> YOUR GOAL: Which lines contain the string "различают"? Please list every one of them.

---+---

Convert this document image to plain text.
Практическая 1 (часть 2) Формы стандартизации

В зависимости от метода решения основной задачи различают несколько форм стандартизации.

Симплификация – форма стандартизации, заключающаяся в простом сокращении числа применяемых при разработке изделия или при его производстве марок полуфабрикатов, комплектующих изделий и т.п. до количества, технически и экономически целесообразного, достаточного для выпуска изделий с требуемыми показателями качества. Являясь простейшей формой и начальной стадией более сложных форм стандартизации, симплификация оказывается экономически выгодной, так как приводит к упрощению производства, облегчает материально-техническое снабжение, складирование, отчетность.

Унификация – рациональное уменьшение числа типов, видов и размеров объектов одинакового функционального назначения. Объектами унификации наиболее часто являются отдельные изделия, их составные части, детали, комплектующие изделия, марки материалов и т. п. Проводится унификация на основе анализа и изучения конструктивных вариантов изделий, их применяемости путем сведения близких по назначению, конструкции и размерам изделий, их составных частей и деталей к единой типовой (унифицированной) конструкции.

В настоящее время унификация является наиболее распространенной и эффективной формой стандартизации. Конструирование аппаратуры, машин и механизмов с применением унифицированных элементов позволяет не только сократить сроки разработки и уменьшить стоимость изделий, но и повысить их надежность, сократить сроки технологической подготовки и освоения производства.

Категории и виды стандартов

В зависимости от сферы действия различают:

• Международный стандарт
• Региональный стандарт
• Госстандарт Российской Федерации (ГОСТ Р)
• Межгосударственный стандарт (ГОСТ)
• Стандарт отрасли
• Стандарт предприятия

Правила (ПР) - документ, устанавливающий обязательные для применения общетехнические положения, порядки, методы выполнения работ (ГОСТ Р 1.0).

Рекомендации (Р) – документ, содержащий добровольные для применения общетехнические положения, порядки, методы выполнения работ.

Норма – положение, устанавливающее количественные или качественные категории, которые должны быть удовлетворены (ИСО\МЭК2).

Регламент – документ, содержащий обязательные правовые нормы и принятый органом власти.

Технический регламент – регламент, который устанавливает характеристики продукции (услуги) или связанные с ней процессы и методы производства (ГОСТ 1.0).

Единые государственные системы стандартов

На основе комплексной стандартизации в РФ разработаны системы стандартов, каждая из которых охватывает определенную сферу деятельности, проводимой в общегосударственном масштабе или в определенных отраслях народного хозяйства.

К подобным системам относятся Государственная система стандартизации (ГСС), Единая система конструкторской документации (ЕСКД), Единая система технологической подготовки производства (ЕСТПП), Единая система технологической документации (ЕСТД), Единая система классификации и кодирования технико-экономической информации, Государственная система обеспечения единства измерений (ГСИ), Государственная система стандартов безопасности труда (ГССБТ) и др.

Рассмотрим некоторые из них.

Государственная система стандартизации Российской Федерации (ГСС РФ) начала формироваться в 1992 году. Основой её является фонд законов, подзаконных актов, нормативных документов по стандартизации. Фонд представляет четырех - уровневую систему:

---+---

> RESULT:
В зависимости от метода решения основной задачи различают несколько форм стандартизации.
В зависимости от сферы действия различают:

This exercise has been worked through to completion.